(WHAT IS ASKED):
Select the lines of the records containing the word "conclusion" and list them.

(SUPPLIED INFORMATION):
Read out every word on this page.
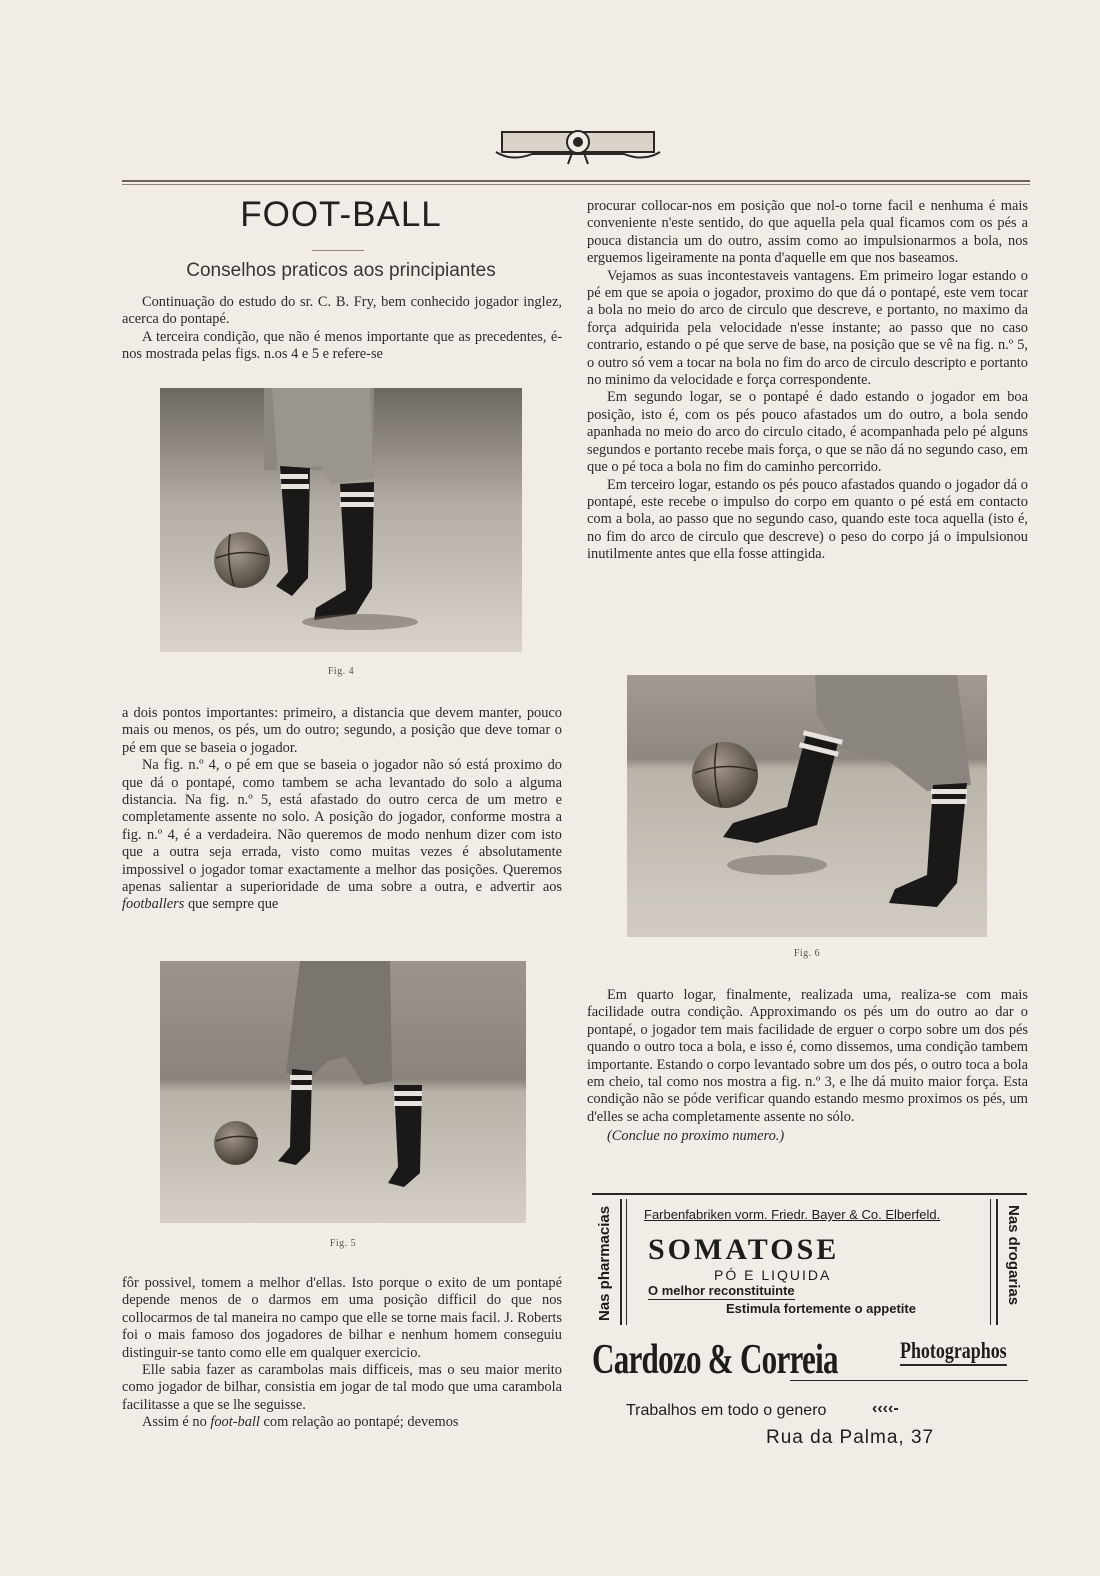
FOOT-BALL
Conselhos praticos aos principiantes

Continuação do estudo do sr. C. B. Fry, bem conhecido jogador inglez, acerca do pontapé.

A terceira condição, que não é menos importante que as precedentes, é-nos mostrada pelas figs. n.os 4 e 5 e refere-se

Fig. 4

a dois pontos importantes: primeiro, a distancia que devem manter, pouco mais ou menos, os pés, um do outro; segundo, a posição que deve tomar o pé em que se baseia o jogador.

Na fig. n.º 4, o pé em que se baseia o jogador não só está proximo do que dá o pontapé, como tambem se acha levantado do solo a alguma distancia. Na fig. n.º 5, está afastado do outro cerca de um metro e completamente assente no solo. A posição do jogador, conforme mostra a fig. n.º 4, é a verdadeira. Não queremos de modo nenhum dizer com isto que a outra seja errada, visto como muitas vezes é absolutamente impossivel o jogador tomar exactamente a melhor das posições. Queremos apenas salientar a superioridade de uma sobre a outra, e advertir aos footballers que sempre que

Fig. 5

fôr possivel, tomem a melhor d'ellas. Isto porque o exito de um pontapé depende menos de o darmos em uma posição difficil do que nos collocarmos de tal maneira no campo que elle se torne mais facil. J. Roberts foi o mais famoso dos jogadores de bilhar e nenhum homem conseguiu distinguir-se tanto como elle em qualquer exercicio.

Elle sabia fazer as carambolas mais difficeis, mas o seu maior merito como jogador de bilhar, consistia em jogar de tal modo que uma carambola facilitasse a que se lhe seguisse.

Assim é no foot-ball com relação ao pontapé; devemos

procurar collocar-nos em posição que nol-o torne facil e nenhuma é mais conveniente n'este sentido, do que aquella pela qual ficamos com os pés a pouca distancia um do outro, assim como ao impulsionarmos a bola, nos erguemos ligeiramente na ponta d'aquelle em que nos baseamos.

Vejamos as suas incontestaveis vantagens. Em primeiro logar estando o pé em que se apoia o jogador, proximo do que dá o pontapé, este vem tocar a bola no meio do arco de circulo que descreve, e portanto, no maximo da força adquirida pela velocidade n'esse instante; ao passo que no caso contrario, estando o pé que serve de base, na posição que se vê na fig. n.º 5, o outro só vem a tocar na bola no fim do arco de circulo descripto e portanto no minimo da velocidade e força correspondente.

Em segundo logar, se o pontapé é dado estando o jogador em boa posição, isto é, com os pés pouco afastados um do outro, a bola sendo apanhada no meio do arco do circulo citado, é acompanhada pelo pé alguns segundos e portanto recebe mais força, o que se não dá no segundo caso, em que o pé toca a bola no fim do caminho percorrido.

Em terceiro logar, estando os pés pouco afastados quando o jogador dá o pontapé, este recebe o impulso do corpo em quanto o pé está em contacto com a bola, ao passo que no segundo caso, quando este toca aquella (isto é, no fim do arco de circulo que descreve) o peso do corpo já o impulsionou inutilmente antes que ella fosse attingida.

Fig. 6

Em quarto logar, finalmente, realizada uma, realiza-se com mais facilidade outra condição. Approximando os pés um do outro ao dar o pontapé, o jogador tem mais facilidade de erguer o corpo sobre um dos pés quando o outro toca a bola, e isso é, como dissemos, uma condição tambem importante. Estando o corpo levantado sobre um dos pés, o outro toca a bola em cheio, tal como nos mostra a fig. n.º 3, e lhe dá muito maior força. Esta condição não se póde verificar quando estando mesmo proximos os pés, um d'elles se acha completamente assente no sólo.

(Conclue no proximo numero.)

Nas pharmacias	Nas drogarias
Farbenfabriken vorm. Friedr. Bayer & Co. Elberfeld.
SOMATOSE
PÓ E LIQUIDA
O melhor reconstituinte
Estimula fortemente o appetite
Cardozo & Correia	Photographos
Trabalhos em todo o genero	‹‹‹‹-
Rua da Palma, 37
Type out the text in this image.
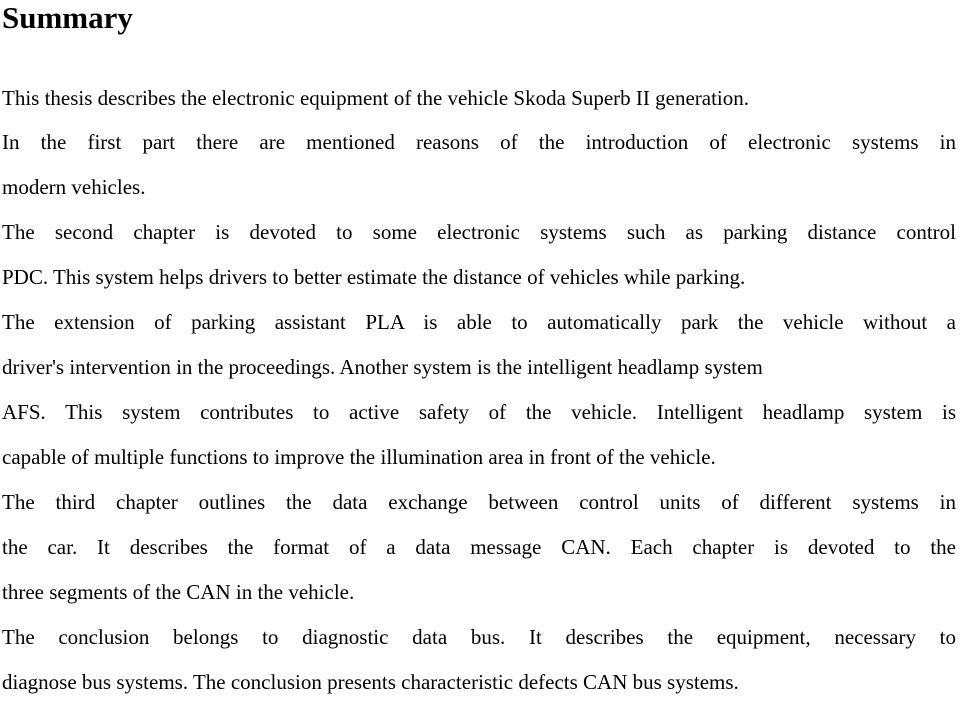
Summary

This thesis describes the electronic equipment of the vehicle Skoda Superb II generation.

In the first part there are mentioned reasons of the introduction of electronic systems in

modern vehicles.

The second chapter is devoted to some electronic systems such as parking distance control

PDC. This system helps drivers to better estimate the distance of vehicles while parking.

The extension of parking assistant PLA is able to automatically park the vehicle without a

driver's intervention in the proceedings. Another system is the intelligent headlamp system

AFS. This system contributes to active safety of the vehicle. Intelligent headlamp system is

capable of multiple functions to improve the illumination area in front of the vehicle.

The third chapter outlines the data exchange between control units of different systems in

the car. It describes the format of a data message CAN. Each chapter is devoted to the

three segments of the CAN in the vehicle.

The conclusion belongs to diagnostic data bus. It describes the equipment, necessary to

diagnose bus systems. The conclusion presents characteristic defects CAN bus systems.
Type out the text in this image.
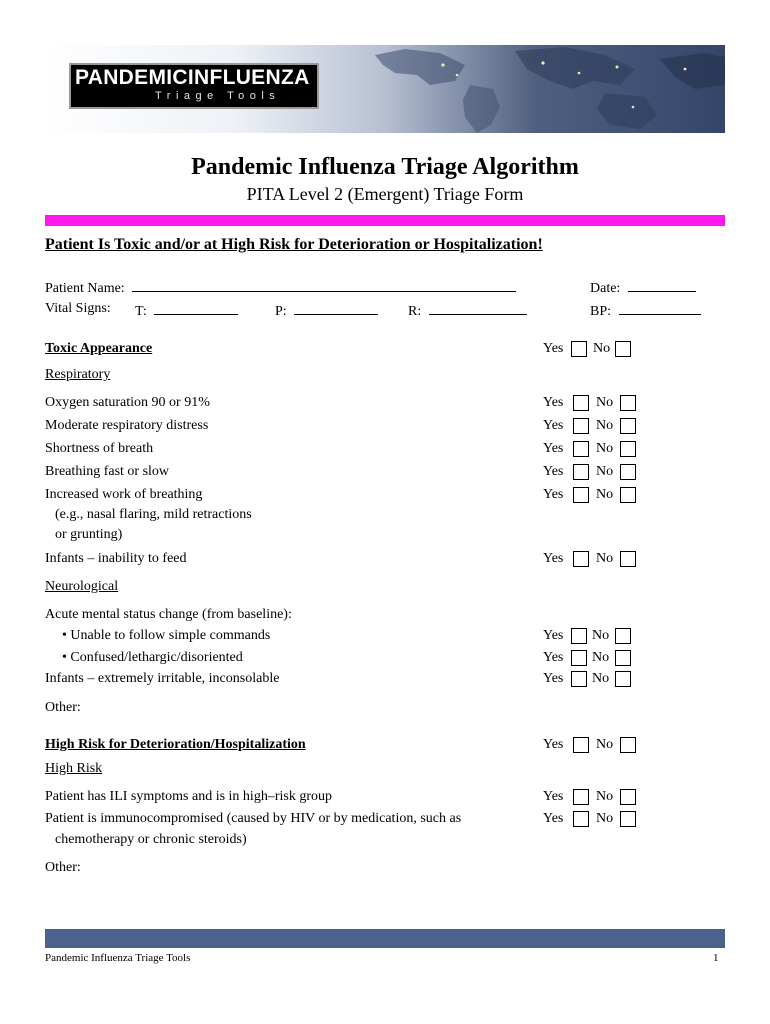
PANDEMICINFLUENZA
Triage Tools
Pandemic Influenza Triage Algorithm
PITA Level 2 (Emergent) Triage Form
Patient Is Toxic and/or at High Risk for Deterioration or Hospitalization!
Patient Name:	Date:
Vital Signs: T:	P:	R:	BP:
Toxic Appearance	Yes No
Respiratory
Oxygen saturation 90 or 91%	Yes No
Moderate respiratory distress	Yes No
Shortness of breath	Yes No
Breathing fast or slow	Yes No
Increased work of breathing	Yes No
(e.g., nasal flaring, mild retractions
or grunting)
Infants – inability to feed	Yes No
Neurological
Acute mental status change (from baseline):
• Unable to follow simple commands	Yes No
• Confused/lethargic/disoriented	Yes No
Infants – extremely irritable, inconsolable	Yes No
Other:
High Risk for Deterioration/Hospitalization	Yes No
High Risk
Patient has ILI symptoms and is in high–risk group	Yes No
Patient is immunocompromised (caused by HIV or by medication, such as	Yes No
chemotherapy or chronic steroids)
Other:
Pandemic Influenza Triage Tools	1
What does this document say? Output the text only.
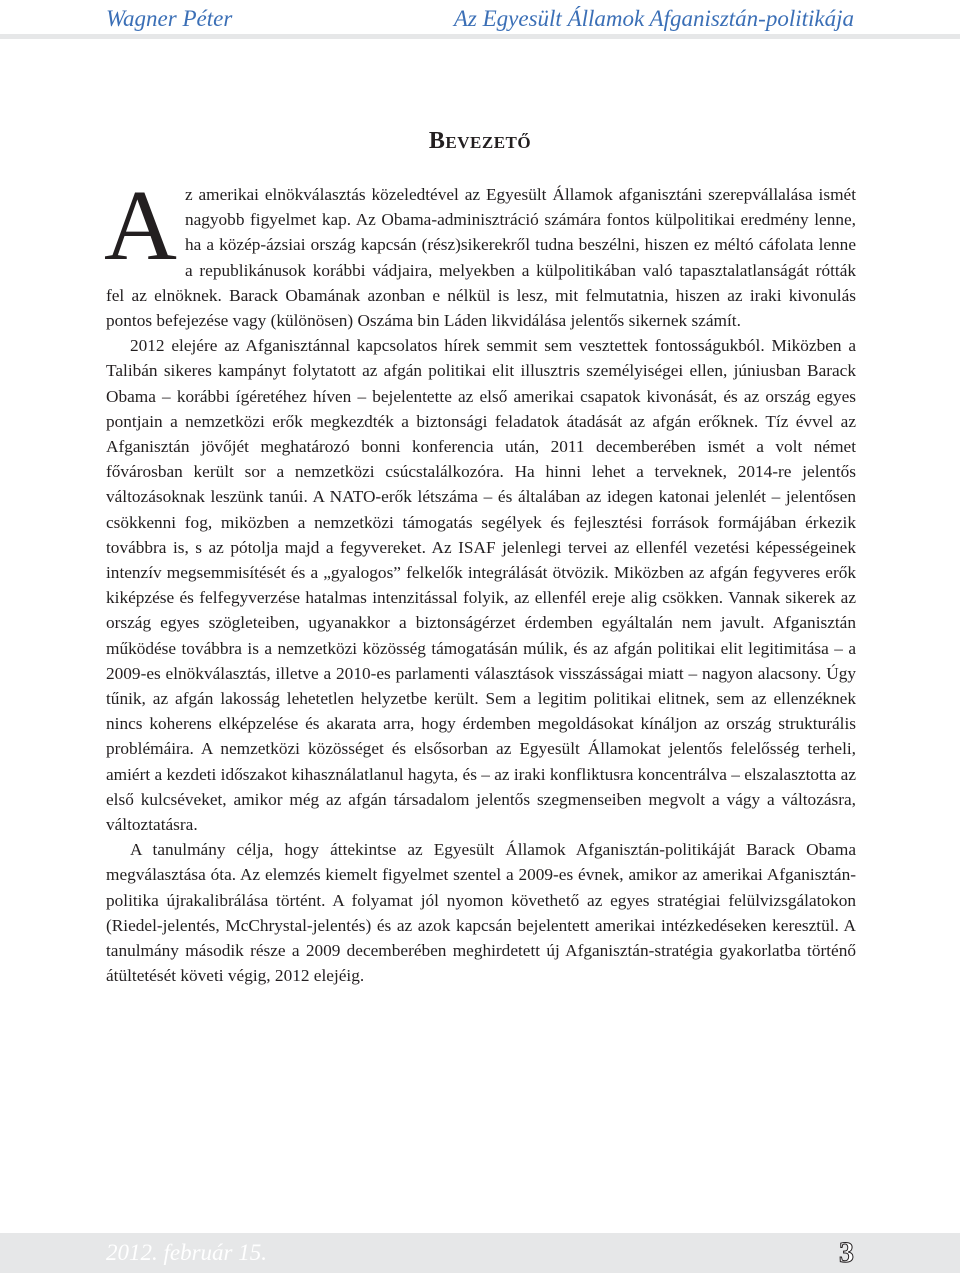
Wagner Péter	Az Egyesült Államok Afganisztán-politikája
Bevezető

Az amerikai elnökválasztás közeledtével az Egyesült Államok afganisztáni szerepvállalása ismét nagyobb figyelmet kap. Az Obama-adminisztráció számára fontos külpolitikai eredmény lenne, ha a közép-ázsiai ország kapcsán (rész)sikerekről tudna beszélni, hiszen ez méltó cáfolata lenne a republikánusok korábbi vádjaira, melyekben a külpolitikában való tapasztalatlanságát rótták fel az elnöknek. Barack Obamának azonban e nélkül is lesz, mit felmutatnia, hiszen az iraki kivonulás pontos befejezése vagy (különösen) Oszáma bin Láden likvidálása jelentős sikernek számít.

2012 elejére az Afganisztánnal kapcsolatos hírek semmit sem vesztettek fontosságukból. Miközben a Talibán sikeres kampányt folytatott az afgán politikai elit illusztris személyiségei ellen, júniusban Barack Obama – korábbi ígéretéhez híven – bejelentette az első amerikai csapatok kivonását, és az ország egyes pontjain a nemzetközi erők megkezdték a biztonsági feladatok átadását az afgán erőknek. Tíz évvel az Afganisztán jövőjét meghatározó bonni konferencia után, 2011 decemberében ismét a volt német fővárosban került sor a nemzetközi csúcstalálkozóra. Ha hinni lehet a terveknek, 2014-re jelentős változásoknak leszünk tanúi. A NATO-erők létszáma – és általában az idegen katonai jelenlét – jelentősen csökkenni fog, miközben a nemzetközi támogatás segélyek és fejlesztési források formájában érkezik továbbra is, s az pótolja majd a fegyvereket. Az ISAF jelenlegi tervei az ellenfél vezetési képességeinek intenzív megsemmisítését és a „gyalogos” felkelők integrálását ötvözik. Miközben az afgán fegyveres erők kiképzése és felfegyverzése hatalmas intenzitással folyik, az ellenfél ereje alig csökken. Vannak sikerek az ország egyes szögleteiben, ugyanakkor a biztonságérzet érdemben egyáltalán nem javult. Afganisztán működése továbbra is a nemzetközi közösség támogatásán múlik, és az afgán politikai elit legitimitása – a 2009-es elnökválasztás, illetve a 2010-es parlamenti választások visszásságai miatt – nagyon alacsony. Úgy tűnik, az afgán lakosság lehetetlen helyzetbe került. Sem a legitim politikai elitnek, sem az ellenzéknek nincs koherens elképzelése és akarata arra, hogy érdemben megoldásokat kínáljon az ország strukturális problémáira. A nemzetközi közösséget és elsősorban az Egyesült Államokat jelentős felelősség terheli, amiért a kezdeti időszakot kihasználatlanul hagyta, és – az iraki konfliktusra koncentrálva – elszalasztotta az első kulcséveket, amikor még az afgán társadalom jelentős szegmenseiben megvolt a vágy a változásra, változtatásra.

A tanulmány célja, hogy áttekintse az Egyesült Államok Afganisztán-politikáját Barack Obama megválasztása óta. Az elemzés kiemelt figyelmet szentel a 2009-es évnek, amikor az amerikai Afganisztán-politika újrakalibrálása történt. A folyamat jól nyomon követhető az egyes stratégiai felülvizsgálatokon (Riedel-jelentés, McChrystal-jelentés) és az azok kapcsán bejelentett amerikai intézkedéseken keresztül. A tanulmány második része a 2009 decemberében meghirdetett új Afganisztán-stratégia gyakorlatba történő átültetését követi végig, 2012 elejéig.

2012. február 15.	3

(RESULT FOR THIS EXERCISE):
The conclusion belongs to diagnostic data bus. It describes the equipment, necessary to
diagnose bus systems. The conclusion presents characteristic defects CAN bus systems.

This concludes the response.